*About this exercise:*
Continue the text below about Amos Alonzo Stagg Field, picking up after its final sentence.

*Exercise passage:*
○ ○ ○ ○ ○ ○ ○

Amos Alonzo Stagg Field is the name of two successive football fields for the University of Chicago. Beyond sports, the first Stagg Field (1893–1957), named for famed coach Alonzo Stagg, is remembered for its role in a landmark scientific achievement of Enrico Fermi and the Metallurgical Laboratory during the Manhattan Project. The site of the first artificial nuclear chain reaction, which occurred within the field's west viewing-stands structure, received designation as a National Historic Landmark on February 18, 1965. On October 15, 1966, which is the day that the National Historic Preservation Act of 1966 was enacted creating the National Register of Historic Places, it was added to that as well. The site was named a Chicago Landmark on October 27, 1971.

A Henry Moore sculpture, Nuclear Energy, in a small quadrangle commemorates the location of the nuclear experiment. The University's current Stagg Field a football, soccer, and track field is located a few blocks away and reuses one of the original gates.

○ ○ ○ ○ ○ ○ ○

Stored data entries:
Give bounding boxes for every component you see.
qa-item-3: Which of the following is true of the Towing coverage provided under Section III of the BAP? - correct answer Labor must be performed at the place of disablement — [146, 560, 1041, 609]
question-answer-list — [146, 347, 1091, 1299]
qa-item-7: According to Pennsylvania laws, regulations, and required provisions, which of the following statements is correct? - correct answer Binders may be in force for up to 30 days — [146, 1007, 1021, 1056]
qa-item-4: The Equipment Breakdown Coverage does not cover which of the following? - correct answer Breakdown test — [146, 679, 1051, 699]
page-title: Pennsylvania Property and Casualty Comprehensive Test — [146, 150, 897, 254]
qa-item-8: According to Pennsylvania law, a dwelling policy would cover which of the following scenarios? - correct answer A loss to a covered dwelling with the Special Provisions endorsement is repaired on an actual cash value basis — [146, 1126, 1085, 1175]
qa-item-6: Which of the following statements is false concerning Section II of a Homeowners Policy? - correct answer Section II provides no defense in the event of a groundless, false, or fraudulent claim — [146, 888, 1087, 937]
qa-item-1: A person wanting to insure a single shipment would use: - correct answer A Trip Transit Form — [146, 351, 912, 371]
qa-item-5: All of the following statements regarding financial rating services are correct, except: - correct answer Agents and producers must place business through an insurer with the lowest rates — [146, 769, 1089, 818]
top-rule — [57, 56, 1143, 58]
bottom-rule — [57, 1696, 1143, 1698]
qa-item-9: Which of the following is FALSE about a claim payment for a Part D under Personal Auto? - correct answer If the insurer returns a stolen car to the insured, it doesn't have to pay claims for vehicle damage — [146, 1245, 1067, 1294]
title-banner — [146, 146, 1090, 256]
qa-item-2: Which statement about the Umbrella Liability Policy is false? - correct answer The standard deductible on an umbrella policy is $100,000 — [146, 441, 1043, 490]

○ ○ ○ ○ ○ ○ ○

*Exercise output:*
==First nuclear chain reaction==

Chicago Pile-1, the world's first artificial nuclear reactor, was built in a squash court under the west stands of Stagg Field, which was by then no longer used for football. The first man-made self-sustaining nuclear chain reaction occurred on December 2, 1942.

==Sports venue==

===First Stagg Field===
The first Stagg Field was a stadium at the University of Chicago in Chicago. It was located on a block bounded by 57th Street to the south, University Avenue to the east, and Ellis Avenue to the west. The stadium was primarily used for college football games, and was the home field of the Maroons. Stagg Field originally opened in 1893 as Marshall Field, named after Marshall Field who donated land to the university to build the stadium. In 1913, the field was renamed Stagg Field after their famous coach Amos Alonzo Stagg. The final capacity, after several stadium expansions, was 50,000. The University of Chicago discontinued its football program after 1939 and left the Big Ten Conference in 1946. The stadium was demolished in 1957, and much of the stadium site was used as the site of Regenstein Library.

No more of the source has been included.